--- Records from a dataset ---
+ + + +

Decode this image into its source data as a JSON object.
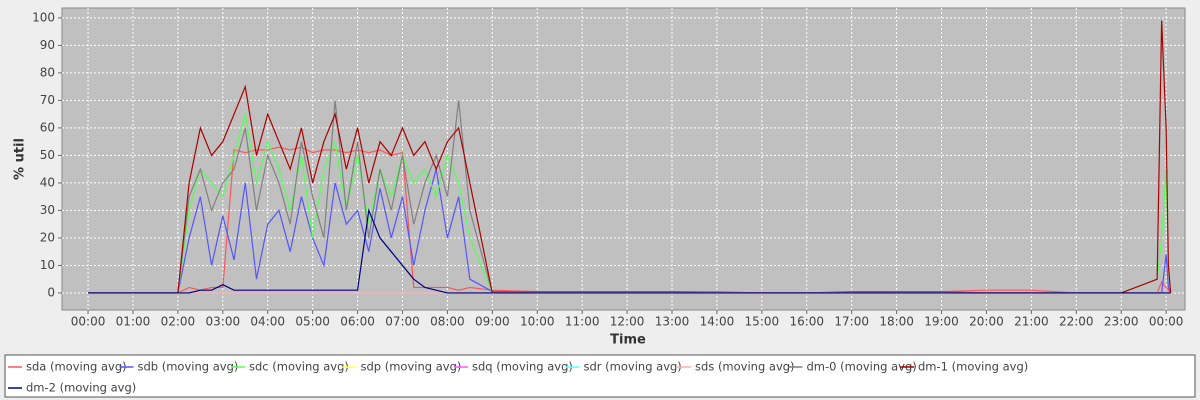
{
  "chart_data": {
    "type": "line",
    "x_label": "Time",
    "y_label": "% util",
    "grid": true,
    "x": [
      0,
      1,
      2,
      2.25,
      2.5,
      2.75,
      3,
      3.25,
      3.5,
      3.75,
      4,
      4.25,
      4.5,
      4.75,
      5,
      5.25,
      5.5,
      5.75,
      6,
      6.25,
      6.5,
      6.75,
      7,
      7.25,
      7.5,
      7.75,
      8,
      8.25,
      8.5,
      9,
      10,
      11,
      12,
      13,
      14,
      15,
      16,
      17,
      18,
      19,
      20,
      21,
      22,
      23,
      23.8,
      23.9,
      24,
      24.05,
      24.1
    ],
    "xlim": [
      -0.58,
      24.42
    ],
    "xticks": [
      {
        "value": 0,
        "label": "00:00"
      },
      {
        "value": 1,
        "label": "01:00"
      },
      {
        "value": 2,
        "label": "02:00"
      },
      {
        "value": 3,
        "label": "03:00"
      },
      {
        "value": 4,
        "label": "04:00"
      },
      {
        "value": 5,
        "label": "05:00"
      },
      {
        "value": 6,
        "label": "06:00"
      },
      {
        "value": 7,
        "label": "07:00"
      },
      {
        "value": 8,
        "label": "08:00"
      },
      {
        "value": 9,
        "label": "09:00"
      },
      {
        "value": 10,
        "label": "10:00"
      },
      {
        "value": 11,
        "label": "11:00"
      },
      {
        "value": 12,
        "label": "12:00"
      },
      {
        "value": 13,
        "label": "13:00"
      },
      {
        "value": 14,
        "label": "14:00"
      },
      {
        "value": 15,
        "label": "15:00"
      },
      {
        "value": 16,
        "label": "16:00"
      },
      {
        "value": 17,
        "label": "17:00"
      },
      {
        "value": 18,
        "label": "18:00"
      },
      {
        "value": 19,
        "label": "19:00"
      },
      {
        "value": 20,
        "label": "20:00"
      },
      {
        "value": 21,
        "label": "21:00"
      },
      {
        "value": 22,
        "label": "22:00"
      },
      {
        "value": 23,
        "label": "23:00"
      },
      {
        "value": 24,
        "label": "00:00"
      }
    ],
    "ylim": [
      -6.2,
      103.6
    ],
    "yticks": [
      0,
      10,
      20,
      30,
      40,
      50,
      60,
      70,
      80,
      90,
      100
    ],
    "series": [
      {
        "name": "sda (moving avg)",
        "color": "#ff5555",
        "values": [
          0,
          0,
          0,
          2,
          1,
          2,
          2,
          52,
          51,
          52,
          52,
          53,
          52,
          53,
          51,
          52,
          52,
          51,
          52,
          51,
          52,
          50,
          51,
          2,
          2,
          2,
          2,
          1,
          2,
          1,
          0.5,
          0.5,
          0.5,
          0.5,
          0.5,
          0,
          0,
          0,
          0.5,
          0.5,
          1,
          1,
          0,
          0,
          0,
          4,
          2,
          1,
          0
        ]
      },
      {
        "name": "sdb (moving avg)",
        "color": "#5555ff",
        "values": [
          0,
          0,
          0,
          20,
          35,
          10,
          28,
          12,
          40,
          5,
          25,
          30,
          15,
          35,
          20,
          10,
          40,
          25,
          30,
          15,
          38,
          20,
          35,
          10,
          30,
          45,
          20,
          35,
          5,
          0.5,
          0.5,
          0.5,
          0.5,
          0.5,
          0,
          0,
          0,
          0.5,
          0.5,
          0.5,
          0,
          0,
          0,
          0,
          0,
          0,
          14,
          2,
          0
        ]
      },
      {
        "name": "sdc (moving avg)",
        "color": "#55ff55",
        "values": [
          0,
          0,
          0,
          30,
          45,
          40,
          35,
          50,
          65,
          40,
          55,
          45,
          30,
          50,
          20,
          45,
          55,
          30,
          50,
          25,
          45,
          35,
          50,
          40,
          45,
          35,
          50,
          40,
          20,
          0,
          0,
          0,
          0,
          0,
          0,
          0,
          0,
          0,
          0,
          0,
          0,
          0,
          0,
          0,
          5,
          20,
          45,
          10,
          0
        ]
      },
      {
        "name": "sdp (moving avg)",
        "color": "#ffff55",
        "values": [
          0,
          0,
          0,
          0,
          0,
          0,
          0,
          0,
          0,
          0,
          0,
          0,
          0,
          0,
          0,
          0,
          0,
          0,
          0,
          0,
          0,
          0,
          0,
          0,
          0,
          0,
          0,
          0,
          0,
          0,
          0,
          0,
          0,
          0,
          0,
          0,
          0,
          0,
          0,
          0,
          0,
          0,
          0,
          0,
          0,
          0,
          0,
          0,
          0
        ]
      },
      {
        "name": "sdq (moving avg)",
        "color": "#ff55ff",
        "values": [
          0,
          0,
          0,
          0,
          0,
          0,
          0,
          0,
          0,
          0,
          0,
          0,
          0,
          0,
          0,
          0,
          0,
          0,
          0,
          0,
          0,
          0,
          0,
          0,
          0,
          0,
          0,
          0,
          0,
          0,
          0,
          0,
          0,
          0,
          0,
          0,
          0,
          0,
          0,
          0,
          0,
          0,
          0,
          0,
          0,
          0,
          0,
          0,
          0
        ]
      },
      {
        "name": "sdr (moving avg)",
        "color": "#55ffff",
        "values": [
          0,
          0,
          0,
          0,
          0,
          0,
          0,
          0,
          0,
          0,
          0,
          0,
          0,
          0,
          0,
          0,
          0,
          0,
          0,
          0,
          0,
          0,
          0,
          0,
          0,
          0,
          0,
          0,
          0,
          0,
          0,
          0,
          0,
          0,
          0,
          0,
          0,
          0,
          0,
          0,
          0,
          0,
          0,
          0,
          0,
          0,
          0,
          0,
          0
        ]
      },
      {
        "name": "sds (moving avg)",
        "color": "#ffafaf",
        "values": [
          0,
          0,
          0,
          0,
          0,
          0,
          0,
          0,
          0,
          0,
          0,
          0,
          0,
          0,
          0,
          0,
          0,
          0,
          0,
          0,
          0,
          0,
          0,
          0,
          0,
          0,
          0,
          0,
          0,
          0,
          0,
          0,
          0,
          0,
          0,
          0,
          0,
          0,
          0,
          0,
          0,
          0,
          0,
          0,
          0,
          0,
          0,
          0,
          0
        ]
      },
      {
        "name": "dm-0 (moving avg)",
        "color": "#808080",
        "values": [
          0,
          0,
          0,
          35,
          45,
          30,
          40,
          45,
          60,
          30,
          50,
          40,
          25,
          55,
          35,
          20,
          70,
          30,
          55,
          20,
          45,
          30,
          50,
          25,
          40,
          50,
          35,
          70,
          30,
          0,
          0,
          0,
          0,
          0,
          0,
          0,
          0,
          0,
          0,
          0,
          0,
          0,
          0,
          0,
          0,
          0,
          0,
          0,
          0
        ]
      },
      {
        "name": "dm-1 (moving avg)",
        "color": "#aa0000",
        "values": [
          0,
          0,
          0,
          40,
          60,
          50,
          55,
          65,
          75,
          50,
          65,
          55,
          45,
          60,
          40,
          55,
          65,
          45,
          60,
          40,
          55,
          50,
          60,
          50,
          55,
          45,
          55,
          60,
          40,
          0,
          0,
          0,
          0,
          0,
          0,
          0,
          0,
          0,
          0,
          0,
          0,
          0,
          0,
          0,
          5,
          99,
          60,
          10,
          0
        ]
      },
      {
        "name": "dm-2 (moving avg)",
        "color": "#000080",
        "values": [
          0,
          0,
          0,
          0,
          1,
          1,
          3,
          1,
          1,
          1,
          1,
          1,
          1,
          1,
          1,
          1,
          1,
          1,
          1,
          30,
          20,
          15,
          10,
          5,
          2,
          1,
          0,
          0,
          0,
          0,
          0,
          0,
          0,
          0,
          0,
          0,
          0,
          0,
          0,
          0,
          0,
          0,
          0,
          0,
          0,
          0,
          0,
          0,
          0
        ]
      }
    ]
  }
}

+ + + +

--- GIVEN TASK ---
Reproduce the entries above exactly. Do not include the images.

--- THE SOLUTION ---
Decode this image into its source data as a JSON object.
{
  "chart_data": {
    "type": "line",
    "x_label": "Time",
    "y_label": "% util",
    "grid": true,
    "x": [
      0,
      1,
      2,
      2.25,
      2.5,
      2.75,
      3,
      3.25,
      3.5,
      3.75,
      4,
      4.25,
      4.5,
      4.75,
      5,
      5.25,
      5.5,
      5.75,
      6,
      6.25,
      6.5,
      6.75,
      7,
      7.25,
      7.5,
      7.75,
      8,
      8.25,
      8.5,
      9,
      10,
      11,
      12,
      13,
      14,
      15,
      16,
      17,
      18,
      19,
      20,
      21,
      22,
      23,
      23.8,
      23.9,
      24,
      24.05,
      24.1
    ],
    "xlim": [
      -0.58,
      24.42
    ],
    "xticks": [
      {
        "value": 0,
        "label": "00:00"
      },
      {
        "value": 1,
        "label": "01:00"
      },
      {
        "value": 2,
        "label": "02:00"
      },
      {
        "value": 3,
        "label": "03:00"
      },
      {
        "value": 4,
        "label": "04:00"
      },
      {
        "value": 5,
        "label": "05:00"
      },
      {
        "value": 6,
        "label": "06:00"
      },
      {
        "value": 7,
        "label": "07:00"
      },
      {
        "value": 8,
        "label": "08:00"
      },
      {
        "value": 9,
        "label": "09:00"
      },
      {
        "value": 10,
        "label": "10:00"
      },
      {
        "value": 11,
        "label": "11:00"
      },
      {
        "value": 12,
        "label": "12:00"
      },
      {
        "value": 13,
        "label": "13:00"
      },
      {
        "value": 14,
        "label": "14:00"
      },
      {
        "value": 15,
        "label": "15:00"
      },
      {
        "value": 16,
        "label": "16:00"
      },
      {
        "value": 17,
        "label": "17:00"
      },
      {
        "value": 18,
        "label": "18:00"
      },
      {
        "value": 19,
        "label": "19:00"
      },
      {
        "value": 20,
        "label": "20:00"
      },
      {
        "value": 21,
        "label": "21:00"
      },
      {
        "value": 22,
        "label": "22:00"
      },
      {
        "value": 23,
        "label": "23:00"
      },
      {
        "value": 24,
        "label": "00:00"
      }
    ],
    "ylim": [
      -6.2,
      103.6
    ],
    "yticks": [
      0,
      10,
      20,
      30,
      40,
      50,
      60,
      70,
      80,
      90,
      100
    ],
    "series": [
      {
        "name": "sda (moving avg)",
        "color": "#ff5555",
        "values": [
          0,
          0,
          0,
          2,
          1,
          2,
          2,
          52,
          51,
          52,
          52,
          53,
          52,
          53,
          51,
          52,
          52,
          51,
          52,
          51,
          52,
          50,
          51,
          2,
          2,
          2,
          2,
          1,
          2,
          1,
          0.5,
          0.5,
          0.5,
          0.5,
          0.5,
          0,
          0,
          0,
          0.5,
          0.5,
          1,
          1,
          0,
          0,
          0,
          4,
          2,
          1,
          0
        ]
      },
      {
        "name": "sdb (moving avg)",
        "color": "#5555ff",
        "values": [
          0,
          0,
          0,
          20,
          35,
          10,
          28,
          12,
          40,
          5,
          25,
          30,
          15,
          35,
          20,
          10,
          40,
          25,
          30,
          15,
          38,
          20,
          35,
          10,
          30,
          45,
          20,
          35,
          5,
          0.5,
          0.5,
          0.5,
          0.5,
          0.5,
          0,
          0,
          0,
          0.5,
          0.5,
          0.5,
          0,
          0,
          0,
          0,
          0,
          0,
          14,
          2,
          0
        ]
      },
      {
        "name": "sdc (moving avg)",
        "color": "#55ff55",
        "values": [
          0,
          0,
          0,
          30,
          45,
          40,
          35,
          50,
          65,
          40,
          55,
          45,
          30,
          50,
          20,
          45,
          55,
          30,
          50,
          25,
          45,
          35,
          50,
          40,
          45,
          35,
          50,
          40,
          20,
          0,
          0,
          0,
          0,
          0,
          0,
          0,
          0,
          0,
          0,
          0,
          0,
          0,
          0,
          0,
          5,
          20,
          45,
          10,
          0
        ]
      },
      {
        "name": "sdp (moving avg)",
        "color": "#ffff55",
        "values": [
          0,
          0,
          0,
          0,
          0,
          0,
          0,
          0,
          0,
          0,
          0,
          0,
          0,
          0,
          0,
          0,
          0,
          0,
          0,
          0,
          0,
          0,
          0,
          0,
          0,
          0,
          0,
          0,
          0,
          0,
          0,
          0,
          0,
          0,
          0,
          0,
          0,
          0,
          0,
          0,
          0,
          0,
          0,
          0,
          0,
          0,
          0,
          0,
          0
        ]
      },
      {
        "name": "sdq (moving avg)",
        "color": "#ff55ff",
        "values": [
          0,
          0,
          0,
          0,
          0,
          0,
          0,
          0,
          0,
          0,
          0,
          0,
          0,
          0,
          0,
          0,
          0,
          0,
          0,
          0,
          0,
          0,
          0,
          0,
          0,
          0,
          0,
          0,
          0,
          0,
          0,
          0,
          0,
          0,
          0,
          0,
          0,
          0,
          0,
          0,
          0,
          0,
          0,
          0,
          0,
          0,
          0,
          0,
          0
        ]
      },
      {
        "name": "sdr (moving avg)",
        "color": "#55ffff",
        "values": [
          0,
          0,
          0,
          0,
          0,
          0,
          0,
          0,
          0,
          0,
          0,
          0,
          0,
          0,
          0,
          0,
          0,
          0,
          0,
          0,
          0,
          0,
          0,
          0,
          0,
          0,
          0,
          0,
          0,
          0,
          0,
          0,
          0,
          0,
          0,
          0,
          0,
          0,
          0,
          0,
          0,
          0,
          0,
          0,
          0,
          0,
          0,
          0,
          0
        ]
      },
      {
        "name": "sds (moving avg)",
        "color": "#ffafaf",
        "values": [
          0,
          0,
          0,
          0,
          0,
          0,
          0,
          0,
          0,
          0,
          0,
          0,
          0,
          0,
          0,
          0,
          0,
          0,
          0,
          0,
          0,
          0,
          0,
          0,
          0,
          0,
          0,
          0,
          0,
          0,
          0,
          0,
          0,
          0,
          0,
          0,
          0,
          0,
          0,
          0,
          0,
          0,
          0,
          0,
          0,
          0,
          0,
          0,
          0
        ]
      },
      {
        "name": "dm-0 (moving avg)",
        "color": "#808080",
        "values": [
          0,
          0,
          0,
          35,
          45,
          30,
          40,
          45,
          60,
          30,
          50,
          40,
          25,
          55,
          35,
          20,
          70,
          30,
          55,
          20,
          45,
          30,
          50,
          25,
          40,
          50,
          35,
          70,
          30,
          0,
          0,
          0,
          0,
          0,
          0,
          0,
          0,
          0,
          0,
          0,
          0,
          0,
          0,
          0,
          0,
          0,
          0,
          0,
          0
        ]
      },
      {
        "name": "dm-1 (moving avg)",
        "color": "#aa0000",
        "values": [
          0,
          0,
          0,
          40,
          60,
          50,
          55,
          65,
          75,
          50,
          65,
          55,
          45,
          60,
          40,
          55,
          65,
          45,
          60,
          40,
          55,
          50,
          60,
          50,
          55,
          45,
          55,
          60,
          40,
          0,
          0,
          0,
          0,
          0,
          0,
          0,
          0,
          0,
          0,
          0,
          0,
          0,
          0,
          0,
          5,
          99,
          60,
          10,
          0
        ]
      },
      {
        "name": "dm-2 (moving avg)",
        "color": "#000080",
        "values": [
          0,
          0,
          0,
          0,
          1,
          1,
          3,
          1,
          1,
          1,
          1,
          1,
          1,
          1,
          1,
          1,
          1,
          1,
          1,
          30,
          20,
          15,
          10,
          5,
          2,
          1,
          0,
          0,
          0,
          0,
          0,
          0,
          0,
          0,
          0,
          0,
          0,
          0,
          0,
          0,
          0,
          0,
          0,
          0,
          0,
          0,
          0,
          0,
          0
        ]
      }
    ]
  }
}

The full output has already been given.